[Data items]
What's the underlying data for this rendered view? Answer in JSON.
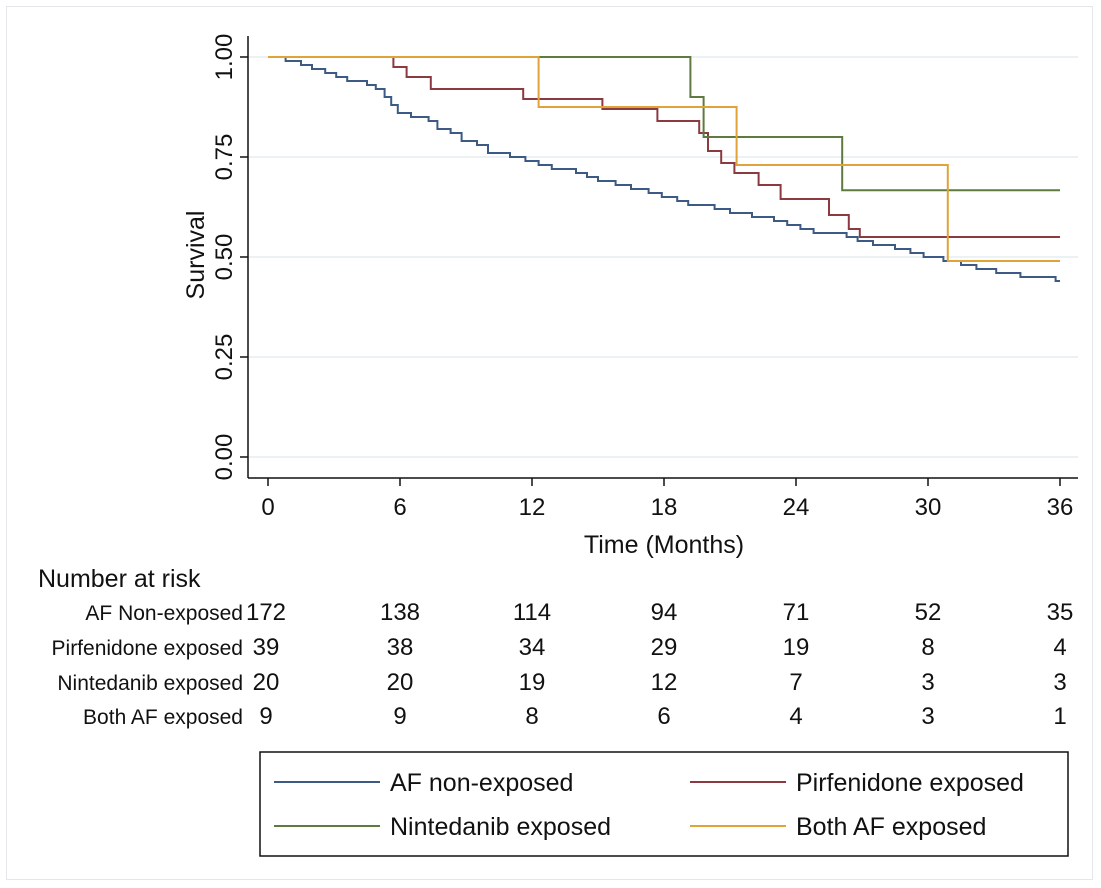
{
  "chart_data": {
    "type": "line",
    "subtype": "kaplan-meier survival",
    "xlabel": "Time (Months)",
    "ylabel": "Survival",
    "xlim": [
      0,
      36
    ],
    "ylim": [
      0,
      1
    ],
    "x_ticks": [
      0,
      6,
      12,
      18,
      24,
      30,
      36
    ],
    "x_tick_labels": [
      "0",
      "6",
      "12",
      "18",
      "24",
      "30",
      "36"
    ],
    "y_ticks": [
      0,
      0.25,
      0.5,
      0.75,
      1
    ],
    "y_tick_labels": [
      "0.00",
      "0.25",
      "0.50",
      "0.75",
      "1.00"
    ],
    "grid": "horizontal",
    "legend_position": "bottom",
    "series": [
      {
        "name": "AF non-exposed",
        "color": "#3c5a85",
        "steps": [
          [
            0,
            1.0
          ],
          [
            0.8,
            0.99
          ],
          [
            1.5,
            0.98
          ],
          [
            2.0,
            0.97
          ],
          [
            2.6,
            0.96
          ],
          [
            3.1,
            0.95
          ],
          [
            3.6,
            0.94
          ],
          [
            4.5,
            0.93
          ],
          [
            4.9,
            0.92
          ],
          [
            5.3,
            0.9
          ],
          [
            5.6,
            0.88
          ],
          [
            5.9,
            0.86
          ],
          [
            6.5,
            0.85
          ],
          [
            7.3,
            0.84
          ],
          [
            7.7,
            0.82
          ],
          [
            8.3,
            0.81
          ],
          [
            8.8,
            0.79
          ],
          [
            9.5,
            0.78
          ],
          [
            10.0,
            0.76
          ],
          [
            11.0,
            0.75
          ],
          [
            11.7,
            0.74
          ],
          [
            12.3,
            0.73
          ],
          [
            12.9,
            0.72
          ],
          [
            14.0,
            0.71
          ],
          [
            14.5,
            0.7
          ],
          [
            15.0,
            0.69
          ],
          [
            15.8,
            0.68
          ],
          [
            16.5,
            0.67
          ],
          [
            17.3,
            0.66
          ],
          [
            17.9,
            0.65
          ],
          [
            18.6,
            0.64
          ],
          [
            19.1,
            0.63
          ],
          [
            20.3,
            0.62
          ],
          [
            21.0,
            0.61
          ],
          [
            22.0,
            0.6
          ],
          [
            23.0,
            0.59
          ],
          [
            23.6,
            0.58
          ],
          [
            24.2,
            0.57
          ],
          [
            24.8,
            0.56
          ],
          [
            26.3,
            0.55
          ],
          [
            26.8,
            0.54
          ],
          [
            27.5,
            0.53
          ],
          [
            28.5,
            0.52
          ],
          [
            29.2,
            0.51
          ],
          [
            29.8,
            0.5
          ],
          [
            30.7,
            0.49
          ],
          [
            31.5,
            0.48
          ],
          [
            32.2,
            0.47
          ],
          [
            33.1,
            0.46
          ],
          [
            34.2,
            0.45
          ],
          [
            35.8,
            0.44
          ],
          [
            36.0,
            0.44
          ]
        ]
      },
      {
        "name": "Pirfenidone exposed",
        "color": "#8b3a3f",
        "steps": [
          [
            0,
            1.0
          ],
          [
            5.7,
            0.975
          ],
          [
            6.3,
            0.95
          ],
          [
            7.4,
            0.92
          ],
          [
            11.6,
            0.895
          ],
          [
            15.2,
            0.87
          ],
          [
            17.7,
            0.84
          ],
          [
            19.6,
            0.81
          ],
          [
            20.0,
            0.765
          ],
          [
            20.6,
            0.735
          ],
          [
            21.2,
            0.71
          ],
          [
            22.3,
            0.68
          ],
          [
            23.3,
            0.645
          ],
          [
            25.5,
            0.605
          ],
          [
            26.4,
            0.57
          ],
          [
            26.9,
            0.55
          ],
          [
            36.0,
            0.55
          ]
        ]
      },
      {
        "name": "Nintedanib exposed",
        "color": "#5e7a3e",
        "steps": [
          [
            0,
            1.0
          ],
          [
            19.2,
            0.9
          ],
          [
            19.8,
            0.8
          ],
          [
            26.1,
            0.667
          ],
          [
            36.0,
            0.667
          ]
        ]
      },
      {
        "name": "Both AF exposed",
        "color": "#e0a33a",
        "steps": [
          [
            0,
            1.0
          ],
          [
            12.3,
            0.875
          ],
          [
            21.3,
            0.73
          ],
          [
            30.9,
            0.49
          ],
          [
            36.0,
            0.49
          ]
        ]
      }
    ],
    "risk_table": {
      "title": "Number at risk",
      "rows": [
        {
          "label": "AF Non-exposed",
          "values": [
            "172",
            "138",
            "114",
            "94",
            "71",
            "52",
            "35"
          ]
        },
        {
          "label": "Pirfenidone exposed",
          "values": [
            "39",
            "38",
            "34",
            "29",
            "19",
            "8",
            "4"
          ]
        },
        {
          "label": "Nintedanib exposed",
          "values": [
            "20",
            "20",
            "19",
            "12",
            "7",
            "3",
            "3"
          ]
        },
        {
          "label": "Both AF exposed",
          "values": [
            "9",
            "9",
            "8",
            "6",
            "4",
            "3",
            "1"
          ]
        }
      ]
    }
  }
}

## Given request
Images should not appear in the copy; retype the listing above exactly.

## Completed exercise
What's the underlying data for this rendered view? Answer in JSON.
{
  "chart_data": {
    "type": "line",
    "subtype": "kaplan-meier survival",
    "xlabel": "Time (Months)",
    "ylabel": "Survival",
    "xlim": [
      0,
      36
    ],
    "ylim": [
      0,
      1
    ],
    "x_ticks": [
      0,
      6,
      12,
      18,
      24,
      30,
      36
    ],
    "x_tick_labels": [
      "0",
      "6",
      "12",
      "18",
      "24",
      "30",
      "36"
    ],
    "y_ticks": [
      0,
      0.25,
      0.5,
      0.75,
      1
    ],
    "y_tick_labels": [
      "0.00",
      "0.25",
      "0.50",
      "0.75",
      "1.00"
    ],
    "grid": "horizontal",
    "legend_position": "bottom",
    "series": [
      {
        "name": "AF non-exposed",
        "color": "#3c5a85",
        "steps": [
          [
            0,
            1.0
          ],
          [
            0.8,
            0.99
          ],
          [
            1.5,
            0.98
          ],
          [
            2.0,
            0.97
          ],
          [
            2.6,
            0.96
          ],
          [
            3.1,
            0.95
          ],
          [
            3.6,
            0.94
          ],
          [
            4.5,
            0.93
          ],
          [
            4.9,
            0.92
          ],
          [
            5.3,
            0.9
          ],
          [
            5.6,
            0.88
          ],
          [
            5.9,
            0.86
          ],
          [
            6.5,
            0.85
          ],
          [
            7.3,
            0.84
          ],
          [
            7.7,
            0.82
          ],
          [
            8.3,
            0.81
          ],
          [
            8.8,
            0.79
          ],
          [
            9.5,
            0.78
          ],
          [
            10.0,
            0.76
          ],
          [
            11.0,
            0.75
          ],
          [
            11.7,
            0.74
          ],
          [
            12.3,
            0.73
          ],
          [
            12.9,
            0.72
          ],
          [
            14.0,
            0.71
          ],
          [
            14.5,
            0.7
          ],
          [
            15.0,
            0.69
          ],
          [
            15.8,
            0.68
          ],
          [
            16.5,
            0.67
          ],
          [
            17.3,
            0.66
          ],
          [
            17.9,
            0.65
          ],
          [
            18.6,
            0.64
          ],
          [
            19.1,
            0.63
          ],
          [
            20.3,
            0.62
          ],
          [
            21.0,
            0.61
          ],
          [
            22.0,
            0.6
          ],
          [
            23.0,
            0.59
          ],
          [
            23.6,
            0.58
          ],
          [
            24.2,
            0.57
          ],
          [
            24.8,
            0.56
          ],
          [
            26.3,
            0.55
          ],
          [
            26.8,
            0.54
          ],
          [
            27.5,
            0.53
          ],
          [
            28.5,
            0.52
          ],
          [
            29.2,
            0.51
          ],
          [
            29.8,
            0.5
          ],
          [
            30.7,
            0.49
          ],
          [
            31.5,
            0.48
          ],
          [
            32.2,
            0.47
          ],
          [
            33.1,
            0.46
          ],
          [
            34.2,
            0.45
          ],
          [
            35.8,
            0.44
          ],
          [
            36.0,
            0.44
          ]
        ]
      },
      {
        "name": "Pirfenidone exposed",
        "color": "#8b3a3f",
        "steps": [
          [
            0,
            1.0
          ],
          [
            5.7,
            0.975
          ],
          [
            6.3,
            0.95
          ],
          [
            7.4,
            0.92
          ],
          [
            11.6,
            0.895
          ],
          [
            15.2,
            0.87
          ],
          [
            17.7,
            0.84
          ],
          [
            19.6,
            0.81
          ],
          [
            20.0,
            0.765
          ],
          [
            20.6,
            0.735
          ],
          [
            21.2,
            0.71
          ],
          [
            22.3,
            0.68
          ],
          [
            23.3,
            0.645
          ],
          [
            25.5,
            0.605
          ],
          [
            26.4,
            0.57
          ],
          [
            26.9,
            0.55
          ],
          [
            36.0,
            0.55
          ]
        ]
      },
      {
        "name": "Nintedanib exposed",
        "color": "#5e7a3e",
        "steps": [
          [
            0,
            1.0
          ],
          [
            19.2,
            0.9
          ],
          [
            19.8,
            0.8
          ],
          [
            26.1,
            0.667
          ],
          [
            36.0,
            0.667
          ]
        ]
      },
      {
        "name": "Both AF exposed",
        "color": "#e0a33a",
        "steps": [
          [
            0,
            1.0
          ],
          [
            12.3,
            0.875
          ],
          [
            21.3,
            0.73
          ],
          [
            30.9,
            0.49
          ],
          [
            36.0,
            0.49
          ]
        ]
      }
    ],
    "risk_table": {
      "title": "Number at risk",
      "rows": [
        {
          "label": "AF Non-exposed",
          "values": [
            "172",
            "138",
            "114",
            "94",
            "71",
            "52",
            "35"
          ]
        },
        {
          "label": "Pirfenidone exposed",
          "values": [
            "39",
            "38",
            "34",
            "29",
            "19",
            "8",
            "4"
          ]
        },
        {
          "label": "Nintedanib exposed",
          "values": [
            "20",
            "20",
            "19",
            "12",
            "7",
            "3",
            "3"
          ]
        },
        {
          "label": "Both AF exposed",
          "values": [
            "9",
            "9",
            "8",
            "6",
            "4",
            "3",
            "1"
          ]
        }
      ]
    }
  }
}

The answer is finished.